(EXTRACTED DATA)
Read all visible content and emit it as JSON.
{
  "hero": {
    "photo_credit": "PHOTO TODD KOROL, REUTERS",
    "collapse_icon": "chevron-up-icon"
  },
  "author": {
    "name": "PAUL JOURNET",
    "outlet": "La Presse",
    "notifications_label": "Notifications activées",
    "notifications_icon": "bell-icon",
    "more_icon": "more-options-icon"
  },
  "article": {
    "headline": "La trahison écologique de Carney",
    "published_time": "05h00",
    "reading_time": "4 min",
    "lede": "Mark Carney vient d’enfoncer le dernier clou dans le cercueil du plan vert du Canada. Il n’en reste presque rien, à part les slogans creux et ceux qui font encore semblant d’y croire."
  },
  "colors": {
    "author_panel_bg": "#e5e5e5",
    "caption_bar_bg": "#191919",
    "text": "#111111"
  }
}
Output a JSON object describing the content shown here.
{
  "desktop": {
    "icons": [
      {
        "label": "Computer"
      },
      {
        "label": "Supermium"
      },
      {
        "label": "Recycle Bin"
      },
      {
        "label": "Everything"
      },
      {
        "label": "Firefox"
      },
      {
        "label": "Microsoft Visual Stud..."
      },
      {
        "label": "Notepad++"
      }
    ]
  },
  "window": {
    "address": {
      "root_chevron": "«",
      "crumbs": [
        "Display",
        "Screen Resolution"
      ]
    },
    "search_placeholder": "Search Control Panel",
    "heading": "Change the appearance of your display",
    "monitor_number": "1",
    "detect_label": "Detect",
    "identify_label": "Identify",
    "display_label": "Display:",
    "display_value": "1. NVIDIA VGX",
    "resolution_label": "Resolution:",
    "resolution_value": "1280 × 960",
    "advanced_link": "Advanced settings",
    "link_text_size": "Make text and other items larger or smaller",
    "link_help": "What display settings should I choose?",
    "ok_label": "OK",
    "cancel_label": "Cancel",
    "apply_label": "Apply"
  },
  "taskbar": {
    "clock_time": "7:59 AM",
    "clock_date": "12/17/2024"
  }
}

(TO DO) Pull out the lines above in which the word "text" appears.

(OUTPUT FOR THIS EXERCISE)
    "text": "#111111"
    "link_text_size": "Make text and other items larger or smaller",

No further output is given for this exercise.